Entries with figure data
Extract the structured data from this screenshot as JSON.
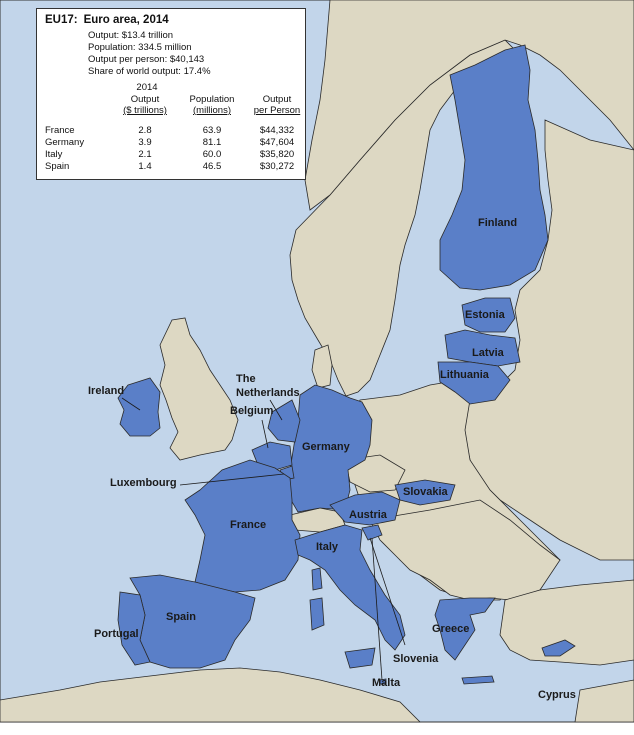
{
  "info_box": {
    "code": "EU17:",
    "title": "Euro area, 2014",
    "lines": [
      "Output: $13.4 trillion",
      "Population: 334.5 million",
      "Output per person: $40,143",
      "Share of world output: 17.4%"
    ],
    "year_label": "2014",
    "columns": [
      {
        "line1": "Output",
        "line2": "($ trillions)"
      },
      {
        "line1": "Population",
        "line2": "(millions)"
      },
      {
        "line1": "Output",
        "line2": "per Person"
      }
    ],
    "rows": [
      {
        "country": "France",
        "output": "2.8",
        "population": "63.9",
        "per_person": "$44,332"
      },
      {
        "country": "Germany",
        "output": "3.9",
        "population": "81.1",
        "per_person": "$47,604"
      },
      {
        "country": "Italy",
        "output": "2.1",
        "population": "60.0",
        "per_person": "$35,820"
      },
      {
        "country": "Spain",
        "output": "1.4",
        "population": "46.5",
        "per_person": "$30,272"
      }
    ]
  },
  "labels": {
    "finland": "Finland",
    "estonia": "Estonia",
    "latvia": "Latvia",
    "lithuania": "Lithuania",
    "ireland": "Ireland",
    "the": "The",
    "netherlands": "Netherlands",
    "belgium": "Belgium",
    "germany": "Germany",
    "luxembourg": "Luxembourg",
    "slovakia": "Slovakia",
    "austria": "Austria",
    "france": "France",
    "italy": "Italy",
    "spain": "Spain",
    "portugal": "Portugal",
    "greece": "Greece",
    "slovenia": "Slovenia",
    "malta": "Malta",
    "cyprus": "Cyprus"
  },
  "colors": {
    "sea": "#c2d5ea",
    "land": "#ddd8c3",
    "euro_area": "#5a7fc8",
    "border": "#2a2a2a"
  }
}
==
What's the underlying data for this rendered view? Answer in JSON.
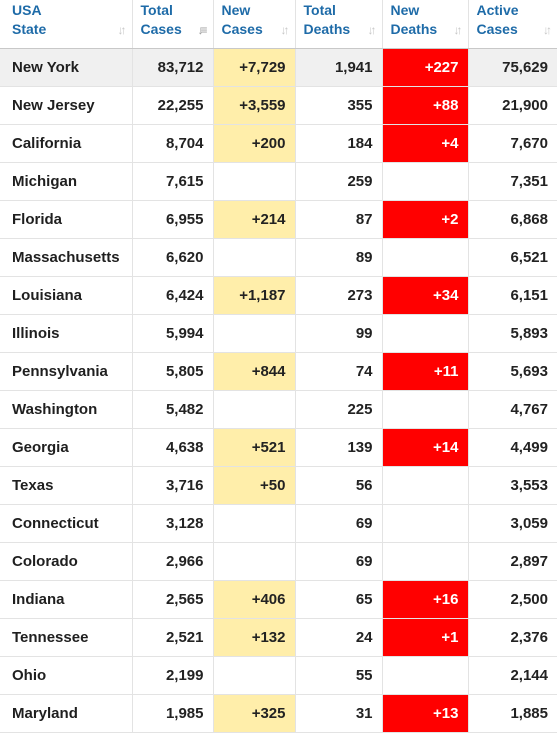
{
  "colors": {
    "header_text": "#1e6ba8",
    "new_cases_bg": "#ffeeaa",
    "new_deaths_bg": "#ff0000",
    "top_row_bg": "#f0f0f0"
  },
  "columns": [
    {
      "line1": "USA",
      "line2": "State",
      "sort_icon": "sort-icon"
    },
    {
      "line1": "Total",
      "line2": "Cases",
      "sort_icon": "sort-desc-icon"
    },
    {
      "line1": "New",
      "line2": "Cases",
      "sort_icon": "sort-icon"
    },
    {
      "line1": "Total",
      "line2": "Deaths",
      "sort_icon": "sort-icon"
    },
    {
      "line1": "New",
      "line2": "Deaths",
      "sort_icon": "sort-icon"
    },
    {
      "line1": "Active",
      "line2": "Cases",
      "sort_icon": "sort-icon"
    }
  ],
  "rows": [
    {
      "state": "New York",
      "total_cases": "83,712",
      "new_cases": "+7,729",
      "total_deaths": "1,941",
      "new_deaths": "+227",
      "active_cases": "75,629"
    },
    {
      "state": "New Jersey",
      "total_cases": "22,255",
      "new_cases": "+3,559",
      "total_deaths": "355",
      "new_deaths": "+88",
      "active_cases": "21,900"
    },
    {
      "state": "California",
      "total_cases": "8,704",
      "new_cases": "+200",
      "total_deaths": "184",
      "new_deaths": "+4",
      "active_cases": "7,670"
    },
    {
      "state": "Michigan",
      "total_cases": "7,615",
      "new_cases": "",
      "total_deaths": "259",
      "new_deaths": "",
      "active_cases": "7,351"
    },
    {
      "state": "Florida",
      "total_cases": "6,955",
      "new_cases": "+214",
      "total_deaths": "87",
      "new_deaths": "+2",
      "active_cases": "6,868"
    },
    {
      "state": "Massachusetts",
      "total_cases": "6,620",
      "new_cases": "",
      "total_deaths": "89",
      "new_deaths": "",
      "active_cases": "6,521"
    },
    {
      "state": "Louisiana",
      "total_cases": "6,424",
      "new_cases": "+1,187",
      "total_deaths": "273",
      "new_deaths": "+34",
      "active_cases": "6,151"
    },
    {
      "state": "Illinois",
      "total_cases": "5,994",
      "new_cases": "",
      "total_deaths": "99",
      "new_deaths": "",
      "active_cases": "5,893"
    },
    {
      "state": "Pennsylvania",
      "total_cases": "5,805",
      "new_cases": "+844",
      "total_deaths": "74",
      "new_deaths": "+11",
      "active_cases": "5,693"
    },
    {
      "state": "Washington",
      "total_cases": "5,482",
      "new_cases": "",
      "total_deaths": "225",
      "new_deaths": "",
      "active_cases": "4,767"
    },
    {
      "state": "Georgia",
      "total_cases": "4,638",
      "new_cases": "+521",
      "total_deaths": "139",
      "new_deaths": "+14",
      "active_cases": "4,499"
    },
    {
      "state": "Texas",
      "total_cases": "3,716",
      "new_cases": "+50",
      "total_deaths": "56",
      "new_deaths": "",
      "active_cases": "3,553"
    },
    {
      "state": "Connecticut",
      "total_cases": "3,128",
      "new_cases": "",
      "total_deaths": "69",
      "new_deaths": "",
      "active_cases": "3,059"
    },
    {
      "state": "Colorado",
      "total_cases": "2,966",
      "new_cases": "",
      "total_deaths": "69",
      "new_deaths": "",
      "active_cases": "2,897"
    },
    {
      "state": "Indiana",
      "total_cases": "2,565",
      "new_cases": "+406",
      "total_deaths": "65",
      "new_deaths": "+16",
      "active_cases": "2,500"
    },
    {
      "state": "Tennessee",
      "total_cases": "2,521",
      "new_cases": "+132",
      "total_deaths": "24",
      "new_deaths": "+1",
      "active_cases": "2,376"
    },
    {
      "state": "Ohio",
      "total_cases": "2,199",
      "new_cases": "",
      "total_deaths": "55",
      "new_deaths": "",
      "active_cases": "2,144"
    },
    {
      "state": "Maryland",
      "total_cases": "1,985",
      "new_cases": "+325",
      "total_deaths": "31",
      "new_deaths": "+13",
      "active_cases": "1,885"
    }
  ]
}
* * *
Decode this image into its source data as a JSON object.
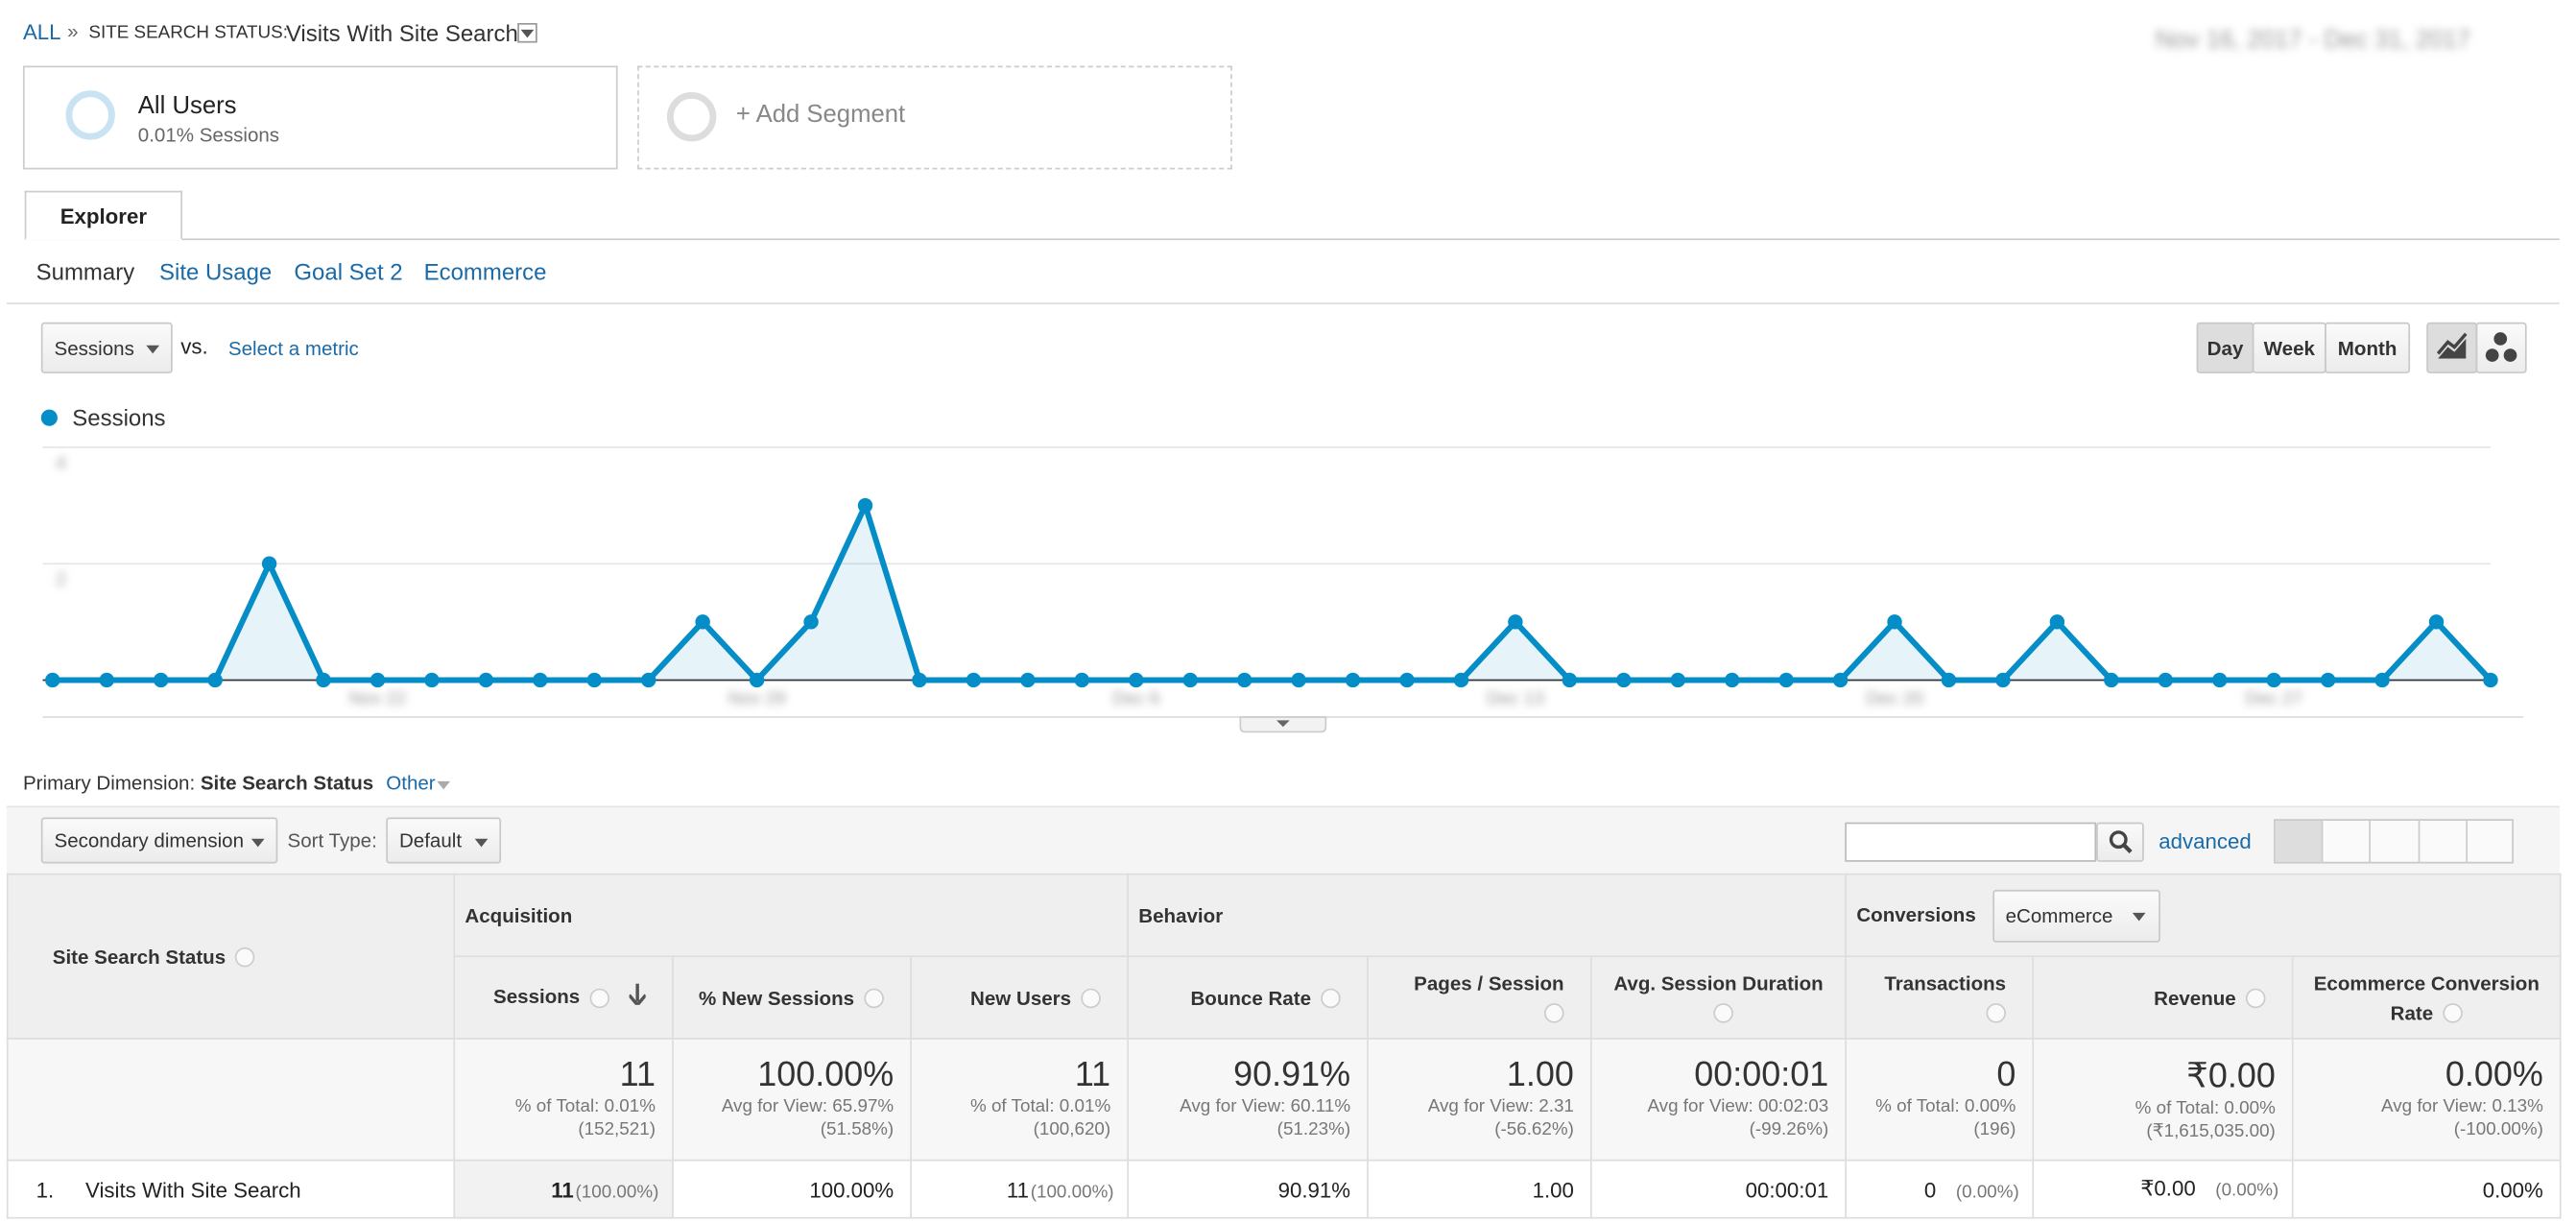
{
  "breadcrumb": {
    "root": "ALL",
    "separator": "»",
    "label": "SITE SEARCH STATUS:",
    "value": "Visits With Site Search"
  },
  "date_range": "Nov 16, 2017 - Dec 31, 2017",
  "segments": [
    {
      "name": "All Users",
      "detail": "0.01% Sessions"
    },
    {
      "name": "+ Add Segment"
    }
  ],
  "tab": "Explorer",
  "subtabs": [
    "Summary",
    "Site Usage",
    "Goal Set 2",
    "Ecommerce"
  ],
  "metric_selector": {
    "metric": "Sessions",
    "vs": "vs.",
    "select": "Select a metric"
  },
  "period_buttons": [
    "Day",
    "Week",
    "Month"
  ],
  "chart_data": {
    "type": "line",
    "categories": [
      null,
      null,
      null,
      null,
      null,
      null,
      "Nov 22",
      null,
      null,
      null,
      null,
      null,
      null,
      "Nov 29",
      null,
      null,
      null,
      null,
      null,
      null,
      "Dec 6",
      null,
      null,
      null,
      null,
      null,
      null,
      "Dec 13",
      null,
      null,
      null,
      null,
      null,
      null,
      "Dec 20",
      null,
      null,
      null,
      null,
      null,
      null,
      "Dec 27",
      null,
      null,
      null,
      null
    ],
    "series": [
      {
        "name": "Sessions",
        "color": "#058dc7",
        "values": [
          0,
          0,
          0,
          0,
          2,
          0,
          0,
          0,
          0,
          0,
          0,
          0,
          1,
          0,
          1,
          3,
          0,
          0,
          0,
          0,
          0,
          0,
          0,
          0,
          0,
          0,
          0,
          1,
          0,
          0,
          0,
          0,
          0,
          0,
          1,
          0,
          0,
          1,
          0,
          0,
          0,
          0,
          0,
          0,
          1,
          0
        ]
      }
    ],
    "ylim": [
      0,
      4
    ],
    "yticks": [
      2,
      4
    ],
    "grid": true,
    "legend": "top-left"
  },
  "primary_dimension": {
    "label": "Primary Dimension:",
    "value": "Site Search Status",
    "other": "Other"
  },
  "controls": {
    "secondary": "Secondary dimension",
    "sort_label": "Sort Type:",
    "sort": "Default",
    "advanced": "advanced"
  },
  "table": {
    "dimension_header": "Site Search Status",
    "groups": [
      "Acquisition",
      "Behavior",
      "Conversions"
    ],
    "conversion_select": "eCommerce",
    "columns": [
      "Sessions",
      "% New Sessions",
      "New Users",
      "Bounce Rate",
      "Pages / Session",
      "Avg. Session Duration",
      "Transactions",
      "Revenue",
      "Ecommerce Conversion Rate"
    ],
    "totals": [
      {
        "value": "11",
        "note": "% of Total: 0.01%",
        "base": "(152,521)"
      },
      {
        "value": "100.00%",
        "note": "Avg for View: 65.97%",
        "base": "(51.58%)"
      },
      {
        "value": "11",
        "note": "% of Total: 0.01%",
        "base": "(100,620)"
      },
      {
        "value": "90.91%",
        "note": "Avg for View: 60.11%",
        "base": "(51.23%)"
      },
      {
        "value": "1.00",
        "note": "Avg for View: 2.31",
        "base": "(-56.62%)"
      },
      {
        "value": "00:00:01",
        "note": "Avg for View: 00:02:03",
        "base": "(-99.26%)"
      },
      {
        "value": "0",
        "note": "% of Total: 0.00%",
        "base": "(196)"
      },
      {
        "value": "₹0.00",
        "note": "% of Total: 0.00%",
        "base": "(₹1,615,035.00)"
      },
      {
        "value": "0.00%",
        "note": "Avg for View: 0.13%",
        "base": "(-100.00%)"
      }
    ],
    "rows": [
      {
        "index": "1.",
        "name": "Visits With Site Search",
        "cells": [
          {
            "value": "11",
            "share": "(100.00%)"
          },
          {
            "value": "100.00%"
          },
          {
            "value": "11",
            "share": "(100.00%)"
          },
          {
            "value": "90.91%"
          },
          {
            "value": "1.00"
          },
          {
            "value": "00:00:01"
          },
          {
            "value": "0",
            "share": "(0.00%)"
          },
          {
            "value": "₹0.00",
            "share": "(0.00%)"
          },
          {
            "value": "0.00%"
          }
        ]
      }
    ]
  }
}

Directive »
Search the data for "JSON" and list every line in which it occurs.

Exercise output »
Extract the structured data from this screenshot as JSON.
What's the underlying data for this rendered view? Answer in JSON.
Decode this image into its source data as a JSON object.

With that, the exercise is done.